Data shown:
▼

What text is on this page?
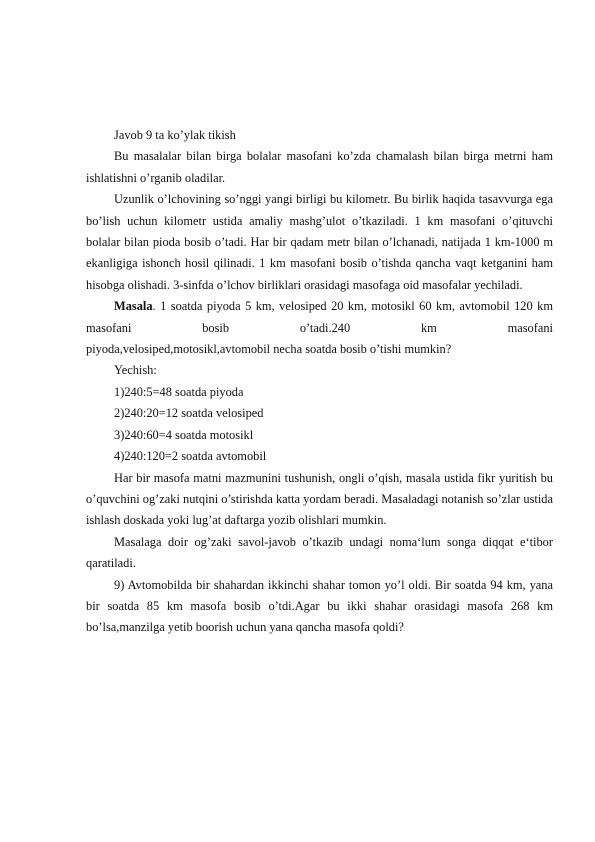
Javob 9 ta ko’ylak tikish

Bu masalalar bilan birga bolalar masofani ko’zda chamalash bilan birga metrni ham ishlatishni o’rganib oladilar.

Uzunlik o’lchovining so’nggi yangi birligi bu kilometr. Bu birlik haqida tasavvurga ega bo’lish uchun kilometr ustida amaliy mashg’ulot o’tkaziladi. 1 km masofani o’qituvchi bolalar bilan pioda bosib o’tadi. Har bir qadam metr bilan o’lchanadi, natijada 1 km-1000 m ekanligiga ishonch hosil qilinadi. 1 km masofani bosib o’tishda qancha vaqt ketganini ham hisobga olishadi. 3-sinfda o’lchov birliklari orasidagi masofaga oid masofalar yechiladi.

Masala. 1 soatda piyoda 5 km, velosiped 20 km, motosikl 60 km, avtomobil 120 km masofani bosib o’tadi.240 km masofani
piyoda,velosiped,motosikl,avtomobil necha soatda bosib o’tishi mumkin?

Yechish:

1)240:5=48 soatda piyoda

2)240:20=12 soatda velosiped

3)240:60=4 soatda motosikl

4)240:120=2 soatda avtomobil

Har bir masofa matni mazmunini tushunish, ongli o’qish, masala ustida fikr yuritish bu o’quvchini og’zaki nutqini o’stirishda katta yordam beradi. Masaladagi notanish so’zlar ustida ishlash doskada yoki lug’at daftarga yozib olishlari mumkin.

Masalaga doir og’zaki savol-javob o’tkazib undagi noma‘lum songa diqqat e‘tibor qaratiladi.

9) Avtomobilda bir shahardan ikkinchi shahar tomon yo’l oldi. Bir soatda 94 km, yana bir soatda 85 km masofa bosib o’tdi.Agar bu ikki shahar orasidagi masofa 268 km bo’lsa,manzilga yetib boorish uchun yana qancha masofa qoldi?
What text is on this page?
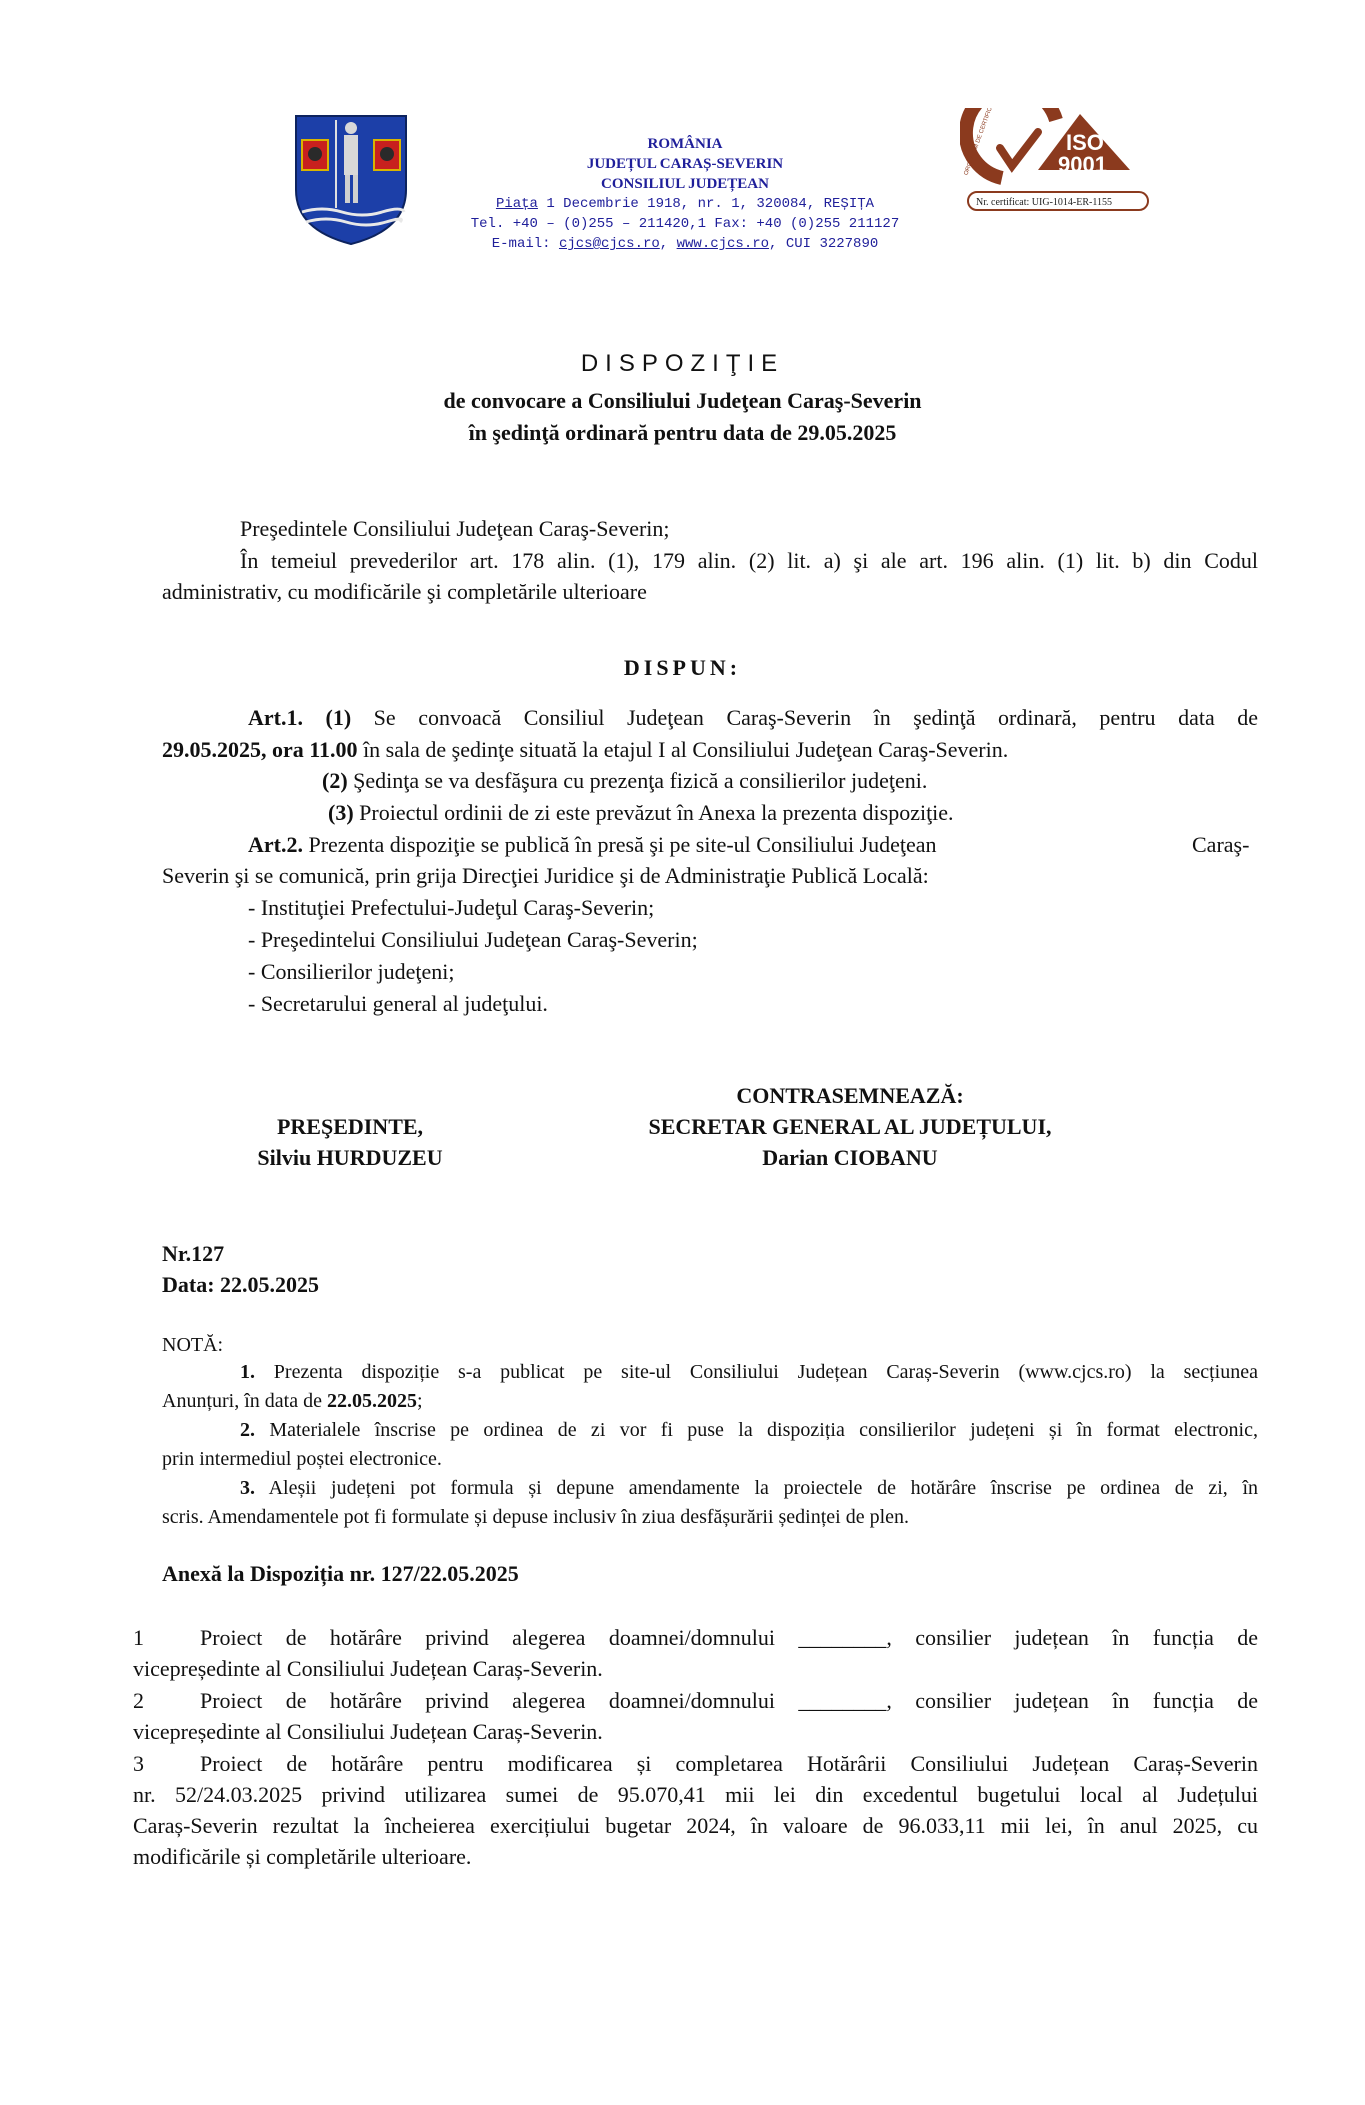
ROMÂNIA
JUDEȚUL CARAȘ-SEVERIN
CONSILIUL JUDEȚEAN
Piața 1 Decembrie 1918, nr. 1, 320084, REȘIȚA
Tel. +40 – (0)255 – 211420,1 Fax: +40 (0)255 211127
E-mail: cjcs@cjcs.ro, www.cjcs.ro, CUI 3227890
UNICERT
ORGANISM DE CERTIFICARE	ISO
9001
Nr. certificat: UIG-1014-ER-1155
DISPOZIŢIE
de convocare a Consiliului Judeţean Caraş-Severin
în şedinţă ordinară pentru data de 29.05.2025
Preşedintele Consiliului Judeţean Caraş-Severin;
În temeiul prevederilor art. 178 alin. (1), 179 alin. (2) lit. a) şi ale art. 196 alin. (1) lit. b) din Codul
administrativ, cu modificările şi completările ulterioare
DISPUN:
Art.1. (1) Se convoacă Consiliul Judeţean Caraş-Severin în şedinţă ordinară, pentru data de
29.05.2025, ora 11.00 în sala de şedinţe situată la etajul I al Consiliului Judeţean Caraş-Severin.
(2) Şedinţa se va desfăşura cu prezenţa fizică a consilierilor judeţeni.
(3) Proiectul ordinii de zi este prevăzut în Anexa la prezenta dispoziţie.
Art.2. Prezenta dispoziţie se publică în presă şi pe site-ul Consiliului Judeţean	Caraş-
Severin şi se comunică, prin grija Direcţiei Juridice şi de Administraţie Publică Locală:
- Instituţiei Prefectului-Judeţul Caraş-Severin;
- Preşedintelui Consiliului Judeţean Caraş-Severin;
- Consilierilor judeţeni;
- Secretarului general al judeţului.
CONTRASEMNEAZĂ:
PREŞEDINTE,
Silviu HURDUZEU
SECRETAR GENERAL AL JUDEȚULUI,
Darian CIOBANU
Nr.127
Data: 22.05.2025
NOTĂ:
1. Prezenta dispoziție s-a publicat pe site-ul Consiliului Județean Caraș-Severin (www.cjcs.ro) la secțiunea
Anunțuri, în data de 22.05.2025;
2. Materialele înscrise pe ordinea de zi vor fi puse la dispoziția consilierilor județeni și în format electronic,
prin intermediul poștei electronice.
3. Aleșii județeni pot formula și depune amendamente la proiectele de hotărâre înscrise pe ordinea de zi, în
scris. Amendamentele pot fi formulate și depuse inclusiv în ziua desfășurării ședinței de plen.
Anexă la Dispoziția nr. 127/22.05.2025
1	Proiect de hotărâre privind alegerea doamnei/domnului ________, consilier județean în funcția de
vicepreședinte al Consiliului Județean Caraș-Severin.
2	Proiect de hotărâre privind alegerea doamnei/domnului ________, consilier județean în funcția de
vicepreședinte al Consiliului Județean Caraș-Severin.
3	Proiect de hotărâre pentru modificarea și completarea Hotărârii Consiliului Județean Caraș-Severin
nr. 52/24.03.2025 privind utilizarea sumei de 95.070,41 mii lei din excedentul bugetului local al Județului
Caraș-Severin rezultat la încheierea exercițiului bugetar 2024, în valoare de 96.033,11 mii lei, în anul 2025, cu
modificările și completările ulterioare.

▲

Aim of the exercise: Without including any pictures, print all of the material exactly as given.

Output:
What text is on this page?
Javob 9 ta ko’ylak tikish

Bu masalalar bilan birga bolalar masofani ko’zda chamalash bilan birga metrni ham ishlatishni o’rganib oladilar.

Uzunlik o’lchovining so’nggi yangi birligi bu kilometr. Bu birlik haqida tasavvurga ega bo’lish uchun kilometr ustida amaliy mashg’ulot o’tkaziladi. 1 km masofani o’qituvchi bolalar bilan pioda bosib o’tadi. Har bir qadam metr bilan o’lchanadi, natijada 1 km-1000 m ekanligiga ishonch hosil qilinadi. 1 km masofani bosib o’tishda qancha vaqt ketganini ham hisobga olishadi. 3-sinfda o’lchov birliklari orasidagi masofaga oid masofalar yechiladi.

Masala. 1 soatda piyoda 5 km, velosiped 20 km, motosikl 60 km, avtomobil 120 km masofani bosib o’tadi.240 km masofani
piyoda,velosiped,motosikl,avtomobil necha soatda bosib o’tishi mumkin?

Yechish:

1)240:5=48 soatda piyoda

2)240:20=12 soatda velosiped

3)240:60=4 soatda motosikl

4)240:120=2 soatda avtomobil

Har bir masofa matni mazmunini tushunish, ongli o’qish, masala ustida fikr yuritish bu o’quvchini og’zaki nutqini o’stirishda katta yordam beradi. Masaladagi notanish so’zlar ustida ishlash doskada yoki lug’at daftarga yozib olishlari mumkin.

Masalaga doir og’zaki savol-javob o’tkazib undagi noma‘lum songa diqqat e‘tibor qaratiladi.

9) Avtomobilda bir shahardan ikkinchi shahar tomon yo’l oldi. Bir soatda 94 km, yana bir soatda 85 km masofa bosib o’tdi.Agar bu ikki shahar orasidagi masofa 268 km bo’lsa,manzilga yetib boorish uchun yana qancha masofa qoldi?
What text is on this page?
ROMÂNIA
JUDEȚUL CARAȘ-SEVERIN
CONSILIUL JUDEȚEAN
Piața 1 Decembrie 1918, nr. 1, 320084, REȘIȚA
Tel. +40 – (0)255 – 211420,1 Fax: +40 (0)255 211127
E-mail: cjcs@cjcs.ro, www.cjcs.ro, CUI 3227890
UNICERT
ORGANISM DE CERTIFICARE	ISO
9001
Nr. certificat: UIG-1014-ER-1155
DISPOZIŢIE
de convocare a Consiliului Judeţean Caraş-Severin
în şedinţă ordinară pentru data de 29.05.2025
Preşedintele Consiliului Judeţean Caraş-Severin;
În temeiul prevederilor art. 178 alin. (1), 179 alin. (2) lit. a) şi ale art. 196 alin. (1) lit. b) din Codul
administrativ, cu modificările şi completările ulterioare
DISPUN:
Art.1. (1) Se convoacă Consiliul Judeţean Caraş-Severin în şedinţă ordinară, pentru data de
29.05.2025, ora 11.00 în sala de şedinţe situată la etajul I al Consiliului Judeţean Caraş-Severin.
(2) Şedinţa se va desfăşura cu prezenţa fizică a consilierilor judeţeni.
(3) Proiectul ordinii de zi este prevăzut în Anexa la prezenta dispoziţie.
Art.2. Prezenta dispoziţie se publică în presă şi pe site-ul Consiliului Judeţean	Caraş-
Severin şi se comunică, prin grija Direcţiei Juridice şi de Administraţie Publică Locală:
- Instituţiei Prefectului-Judeţul Caraş-Severin;
- Preşedintelui Consiliului Judeţean Caraş-Severin;
- Consilierilor judeţeni;
- Secretarului general al judeţului.
CONTRASEMNEAZĂ:
PREŞEDINTE,
Silviu HURDUZEU
SECRETAR GENERAL AL JUDEȚULUI,
Darian CIOBANU
Nr.127
Data: 22.05.2025
NOTĂ:
1. Prezenta dispoziție s-a publicat pe site-ul Consiliului Județean Caraș-Severin (www.cjcs.ro) la secțiunea
Anunțuri, în data de 22.05.2025;
2. Materialele înscrise pe ordinea de zi vor fi puse la dispoziția consilierilor județeni și în format electronic,
prin intermediul poștei electronice.
3. Aleșii județeni pot formula și depune amendamente la proiectele de hotărâre înscrise pe ordinea de zi, în
scris. Amendamentele pot fi formulate și depuse inclusiv în ziua desfășurării ședinței de plen.
Anexă la Dispoziția nr. 127/22.05.2025
1	Proiect de hotărâre privind alegerea doamnei/domnului ________, consilier județean în funcția de
vicepreședinte al Consiliului Județean Caraș-Severin.
2	Proiect de hotărâre privind alegerea doamnei/domnului ________, consilier județean în funcția de
vicepreședinte al Consiliului Județean Caraș-Severin.
3	Proiect de hotărâre pentru modificarea și completarea Hotărârii Consiliului Județean Caraș-Severin
nr. 52/24.03.2025 privind utilizarea sumei de 95.070,41 mii lei din excedentul bugetului local al Județului
Caraș-Severin rezultat la încheierea exercițiului bugetar 2024, în valoare de 96.033,11 mii lei, în anul 2025, cu
modificările și completările ulterioare.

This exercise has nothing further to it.